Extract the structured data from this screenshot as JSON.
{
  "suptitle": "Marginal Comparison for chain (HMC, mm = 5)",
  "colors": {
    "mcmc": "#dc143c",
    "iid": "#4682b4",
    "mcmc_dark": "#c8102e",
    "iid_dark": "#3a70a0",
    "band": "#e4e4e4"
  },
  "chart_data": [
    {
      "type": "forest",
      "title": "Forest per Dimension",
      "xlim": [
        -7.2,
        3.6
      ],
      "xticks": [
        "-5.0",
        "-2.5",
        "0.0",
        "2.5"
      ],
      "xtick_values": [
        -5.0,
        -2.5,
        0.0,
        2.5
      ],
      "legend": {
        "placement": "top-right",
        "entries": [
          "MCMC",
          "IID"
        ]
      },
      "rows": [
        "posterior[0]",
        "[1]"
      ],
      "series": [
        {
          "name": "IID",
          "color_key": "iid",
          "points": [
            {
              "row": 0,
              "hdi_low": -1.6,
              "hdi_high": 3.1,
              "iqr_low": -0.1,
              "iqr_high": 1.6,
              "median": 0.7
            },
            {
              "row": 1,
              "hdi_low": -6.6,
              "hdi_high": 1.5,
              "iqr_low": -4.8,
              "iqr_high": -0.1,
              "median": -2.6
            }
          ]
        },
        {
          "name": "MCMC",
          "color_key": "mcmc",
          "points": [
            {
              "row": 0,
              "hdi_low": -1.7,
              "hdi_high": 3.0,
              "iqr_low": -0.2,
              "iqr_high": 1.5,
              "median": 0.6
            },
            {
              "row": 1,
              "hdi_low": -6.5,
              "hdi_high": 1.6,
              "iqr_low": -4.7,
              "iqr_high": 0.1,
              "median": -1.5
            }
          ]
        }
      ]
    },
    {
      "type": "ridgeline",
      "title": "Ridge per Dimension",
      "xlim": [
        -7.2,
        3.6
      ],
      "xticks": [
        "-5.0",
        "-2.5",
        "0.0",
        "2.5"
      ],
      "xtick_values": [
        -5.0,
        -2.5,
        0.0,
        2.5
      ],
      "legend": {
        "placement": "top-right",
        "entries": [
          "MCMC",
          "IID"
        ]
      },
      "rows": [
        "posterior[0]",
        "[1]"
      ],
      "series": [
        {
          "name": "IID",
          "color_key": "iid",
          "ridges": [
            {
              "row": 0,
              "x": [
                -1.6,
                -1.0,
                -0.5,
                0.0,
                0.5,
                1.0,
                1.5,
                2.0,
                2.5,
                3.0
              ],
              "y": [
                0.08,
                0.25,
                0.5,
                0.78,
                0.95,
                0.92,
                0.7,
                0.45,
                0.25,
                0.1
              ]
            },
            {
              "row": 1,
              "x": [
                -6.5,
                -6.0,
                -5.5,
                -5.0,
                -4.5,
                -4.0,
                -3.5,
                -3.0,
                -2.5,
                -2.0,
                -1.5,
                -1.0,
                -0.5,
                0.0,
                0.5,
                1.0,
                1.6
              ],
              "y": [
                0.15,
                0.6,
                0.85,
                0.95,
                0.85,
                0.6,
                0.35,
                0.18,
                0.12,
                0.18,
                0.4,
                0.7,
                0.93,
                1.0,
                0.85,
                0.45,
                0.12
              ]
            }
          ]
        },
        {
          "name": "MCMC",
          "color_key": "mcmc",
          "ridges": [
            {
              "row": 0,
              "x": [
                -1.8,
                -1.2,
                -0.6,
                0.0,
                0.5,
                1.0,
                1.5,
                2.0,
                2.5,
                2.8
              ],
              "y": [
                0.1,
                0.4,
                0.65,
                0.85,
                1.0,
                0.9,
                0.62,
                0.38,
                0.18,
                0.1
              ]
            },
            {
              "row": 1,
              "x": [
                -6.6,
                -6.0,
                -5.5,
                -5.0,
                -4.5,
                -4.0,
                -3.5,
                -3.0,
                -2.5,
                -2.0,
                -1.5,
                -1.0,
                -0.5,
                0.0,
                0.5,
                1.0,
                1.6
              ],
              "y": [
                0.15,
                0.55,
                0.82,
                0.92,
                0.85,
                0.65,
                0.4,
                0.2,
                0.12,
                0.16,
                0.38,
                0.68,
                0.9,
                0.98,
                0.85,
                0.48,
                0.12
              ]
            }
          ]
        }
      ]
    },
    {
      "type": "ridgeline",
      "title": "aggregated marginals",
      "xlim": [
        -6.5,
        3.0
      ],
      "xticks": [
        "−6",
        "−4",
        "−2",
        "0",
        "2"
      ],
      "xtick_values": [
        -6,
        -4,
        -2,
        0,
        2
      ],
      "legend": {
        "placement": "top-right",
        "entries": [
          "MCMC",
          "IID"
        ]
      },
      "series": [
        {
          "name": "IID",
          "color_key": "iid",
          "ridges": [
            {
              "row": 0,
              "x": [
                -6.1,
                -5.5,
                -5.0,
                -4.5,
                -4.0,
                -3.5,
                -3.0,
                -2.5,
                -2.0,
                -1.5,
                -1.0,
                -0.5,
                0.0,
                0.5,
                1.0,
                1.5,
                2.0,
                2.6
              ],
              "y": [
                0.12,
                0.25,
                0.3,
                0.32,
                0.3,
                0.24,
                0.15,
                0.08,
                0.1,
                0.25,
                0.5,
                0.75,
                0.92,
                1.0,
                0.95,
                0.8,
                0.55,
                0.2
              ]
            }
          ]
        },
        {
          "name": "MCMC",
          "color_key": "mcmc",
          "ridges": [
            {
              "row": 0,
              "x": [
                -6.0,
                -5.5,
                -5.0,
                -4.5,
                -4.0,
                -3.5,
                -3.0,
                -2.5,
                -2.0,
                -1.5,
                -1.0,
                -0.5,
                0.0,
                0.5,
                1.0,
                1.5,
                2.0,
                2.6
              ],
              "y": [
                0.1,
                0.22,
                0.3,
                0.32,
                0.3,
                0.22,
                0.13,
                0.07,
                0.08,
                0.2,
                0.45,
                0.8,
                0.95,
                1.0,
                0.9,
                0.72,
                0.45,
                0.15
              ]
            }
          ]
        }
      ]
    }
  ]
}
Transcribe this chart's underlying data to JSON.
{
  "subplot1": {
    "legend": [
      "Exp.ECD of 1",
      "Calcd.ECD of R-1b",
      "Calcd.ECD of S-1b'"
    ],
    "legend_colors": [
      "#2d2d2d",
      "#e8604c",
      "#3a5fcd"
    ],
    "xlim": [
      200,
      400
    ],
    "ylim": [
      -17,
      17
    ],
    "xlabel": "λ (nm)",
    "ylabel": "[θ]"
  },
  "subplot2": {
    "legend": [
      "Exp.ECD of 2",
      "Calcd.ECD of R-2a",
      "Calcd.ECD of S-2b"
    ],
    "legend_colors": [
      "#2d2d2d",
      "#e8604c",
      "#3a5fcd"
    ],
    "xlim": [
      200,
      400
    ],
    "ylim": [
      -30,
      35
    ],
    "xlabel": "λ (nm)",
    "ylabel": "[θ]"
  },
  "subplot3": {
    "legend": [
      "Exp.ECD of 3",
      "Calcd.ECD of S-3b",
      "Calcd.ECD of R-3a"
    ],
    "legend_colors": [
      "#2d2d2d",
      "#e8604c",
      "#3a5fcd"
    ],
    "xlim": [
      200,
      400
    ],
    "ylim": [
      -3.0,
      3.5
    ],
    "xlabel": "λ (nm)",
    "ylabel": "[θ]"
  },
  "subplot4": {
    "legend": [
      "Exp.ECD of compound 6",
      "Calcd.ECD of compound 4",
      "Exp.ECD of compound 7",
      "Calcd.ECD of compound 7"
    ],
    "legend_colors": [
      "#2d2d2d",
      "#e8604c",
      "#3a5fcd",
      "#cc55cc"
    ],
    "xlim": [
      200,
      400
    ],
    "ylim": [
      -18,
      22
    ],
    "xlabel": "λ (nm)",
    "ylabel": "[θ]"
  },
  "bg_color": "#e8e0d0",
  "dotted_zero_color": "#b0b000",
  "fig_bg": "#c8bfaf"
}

○ ○ ○ ○ ○ ○ ○

DO THIS: How many lines in these entries contain the string "JSON"? State the number and nothing more.

ANSWER TO THE PROBLEM: 2